(Data listing)
+ + + + + + +
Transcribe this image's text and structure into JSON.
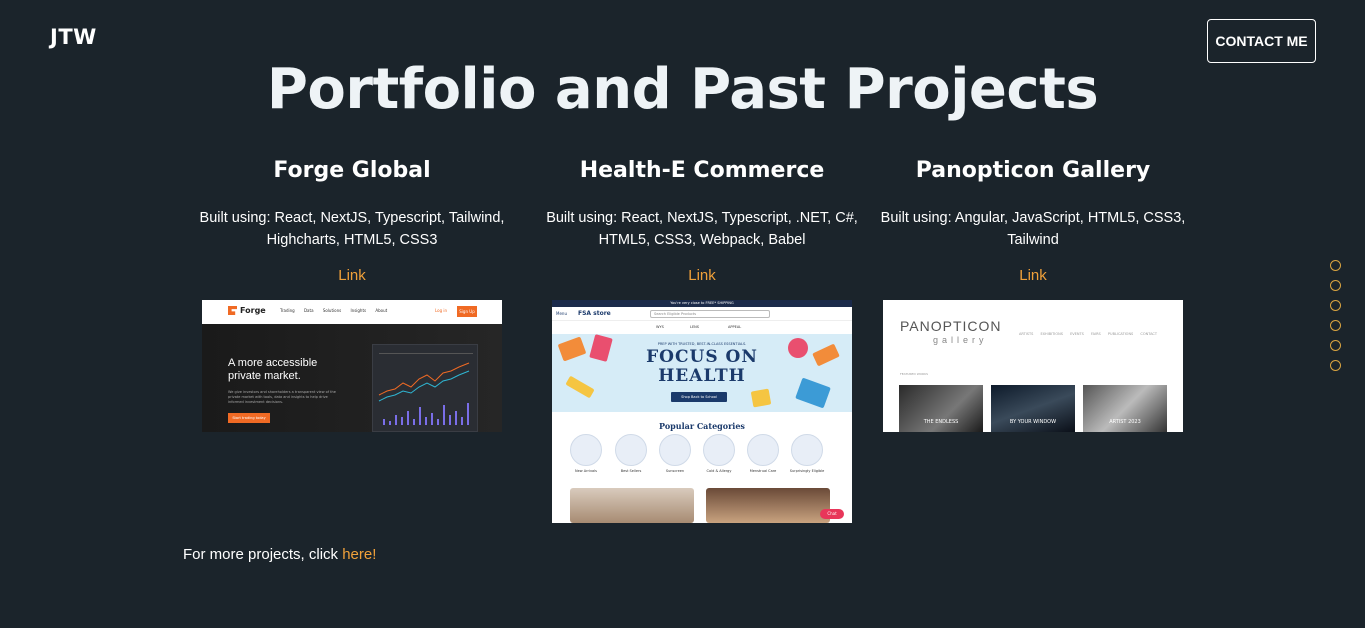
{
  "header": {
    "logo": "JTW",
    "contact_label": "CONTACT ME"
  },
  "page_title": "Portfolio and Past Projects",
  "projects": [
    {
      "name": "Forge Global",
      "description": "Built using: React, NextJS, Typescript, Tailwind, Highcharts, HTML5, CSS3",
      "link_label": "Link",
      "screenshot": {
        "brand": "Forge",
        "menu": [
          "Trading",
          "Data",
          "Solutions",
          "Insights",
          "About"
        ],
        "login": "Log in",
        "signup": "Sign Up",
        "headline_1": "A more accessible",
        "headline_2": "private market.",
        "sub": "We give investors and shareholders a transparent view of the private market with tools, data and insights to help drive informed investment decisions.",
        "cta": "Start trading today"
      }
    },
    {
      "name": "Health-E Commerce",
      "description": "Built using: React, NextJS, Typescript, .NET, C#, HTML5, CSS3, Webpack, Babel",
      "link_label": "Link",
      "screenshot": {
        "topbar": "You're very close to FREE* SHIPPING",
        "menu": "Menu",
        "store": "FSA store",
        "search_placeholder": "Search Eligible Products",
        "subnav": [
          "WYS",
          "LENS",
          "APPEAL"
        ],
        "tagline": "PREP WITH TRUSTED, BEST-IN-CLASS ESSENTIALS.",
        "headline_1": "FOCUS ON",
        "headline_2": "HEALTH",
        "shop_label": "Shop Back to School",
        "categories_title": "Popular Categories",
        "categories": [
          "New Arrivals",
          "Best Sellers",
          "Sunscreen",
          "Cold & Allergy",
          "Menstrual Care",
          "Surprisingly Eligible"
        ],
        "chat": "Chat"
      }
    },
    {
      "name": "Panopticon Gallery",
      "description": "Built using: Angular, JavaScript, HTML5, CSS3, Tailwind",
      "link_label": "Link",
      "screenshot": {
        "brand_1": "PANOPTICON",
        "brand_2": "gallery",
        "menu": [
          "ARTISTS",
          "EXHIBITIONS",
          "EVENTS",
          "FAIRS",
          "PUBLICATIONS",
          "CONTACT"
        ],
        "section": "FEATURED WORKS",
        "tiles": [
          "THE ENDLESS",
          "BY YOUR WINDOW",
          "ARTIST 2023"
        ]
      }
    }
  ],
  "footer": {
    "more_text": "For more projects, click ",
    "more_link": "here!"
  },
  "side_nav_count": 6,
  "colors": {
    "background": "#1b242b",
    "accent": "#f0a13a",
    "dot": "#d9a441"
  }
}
+ + + + + + +
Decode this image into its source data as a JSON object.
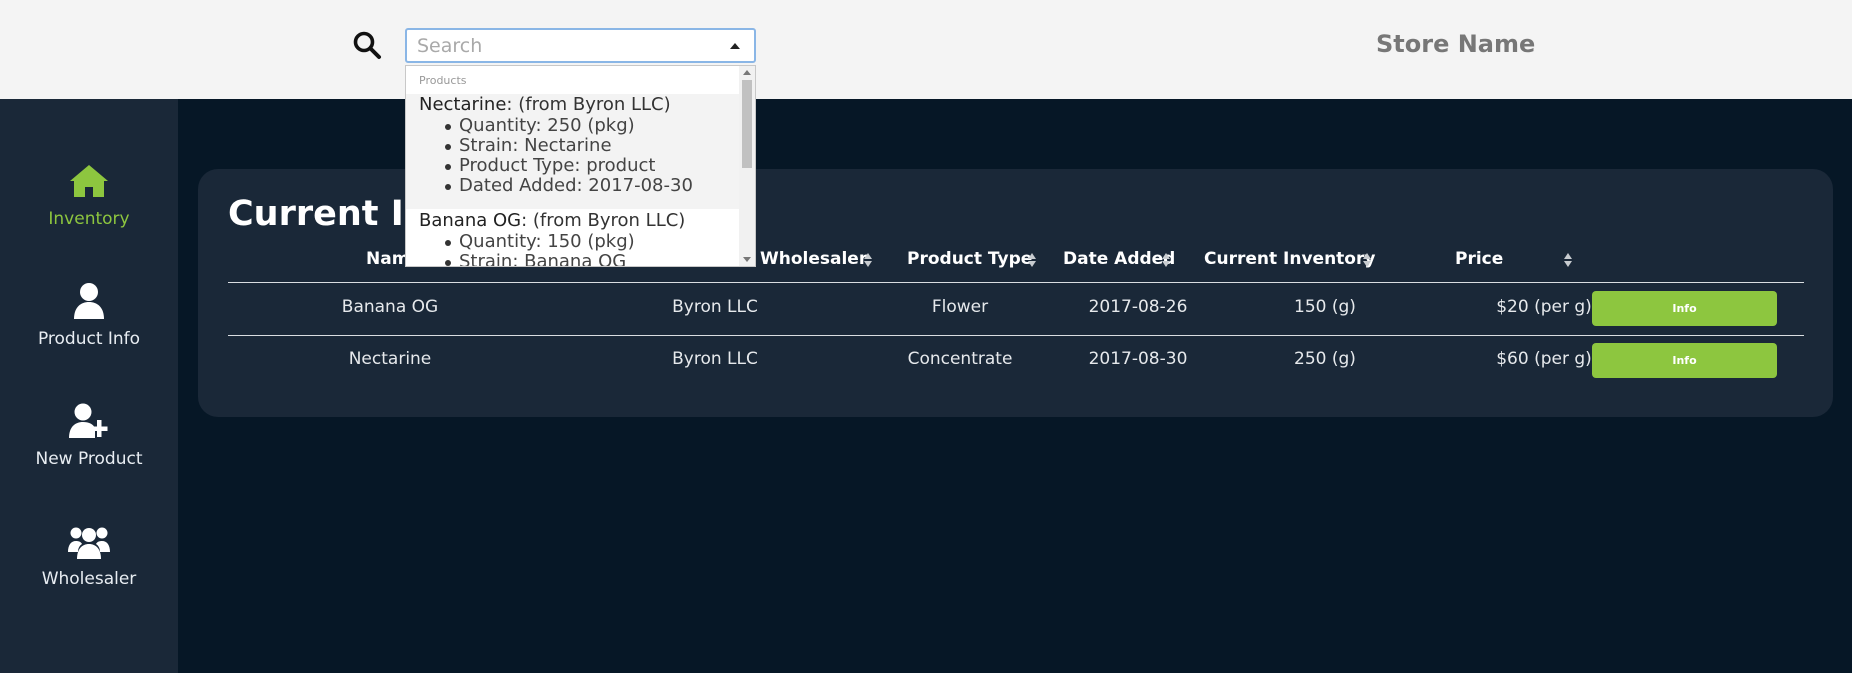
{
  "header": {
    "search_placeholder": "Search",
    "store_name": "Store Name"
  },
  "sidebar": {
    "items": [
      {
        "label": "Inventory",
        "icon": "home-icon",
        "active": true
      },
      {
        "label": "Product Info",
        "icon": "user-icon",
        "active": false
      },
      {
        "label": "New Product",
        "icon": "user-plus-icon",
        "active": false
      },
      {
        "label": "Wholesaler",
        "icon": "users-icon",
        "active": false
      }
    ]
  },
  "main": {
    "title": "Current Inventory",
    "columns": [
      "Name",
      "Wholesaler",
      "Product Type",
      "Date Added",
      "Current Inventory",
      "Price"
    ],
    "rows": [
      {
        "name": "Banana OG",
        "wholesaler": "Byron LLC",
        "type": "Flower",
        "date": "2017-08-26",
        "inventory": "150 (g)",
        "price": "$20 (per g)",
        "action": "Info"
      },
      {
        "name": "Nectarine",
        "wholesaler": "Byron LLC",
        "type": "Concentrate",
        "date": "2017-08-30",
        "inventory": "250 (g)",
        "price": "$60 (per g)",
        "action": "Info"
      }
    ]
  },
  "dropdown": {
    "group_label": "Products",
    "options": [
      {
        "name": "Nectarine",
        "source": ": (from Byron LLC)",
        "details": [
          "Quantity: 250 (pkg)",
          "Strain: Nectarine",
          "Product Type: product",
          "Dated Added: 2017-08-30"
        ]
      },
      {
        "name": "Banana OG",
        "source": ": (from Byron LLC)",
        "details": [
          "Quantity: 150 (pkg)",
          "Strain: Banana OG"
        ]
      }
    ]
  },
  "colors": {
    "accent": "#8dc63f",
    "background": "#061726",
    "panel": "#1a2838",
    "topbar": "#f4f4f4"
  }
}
+ + + + + + +
**INSTRUCTION:**
Return each full line of the entries that contains the word "into".

**REPLY:**
Transcribe this image's text and structure into JSON.
Decode this image into its source data as a JSON object.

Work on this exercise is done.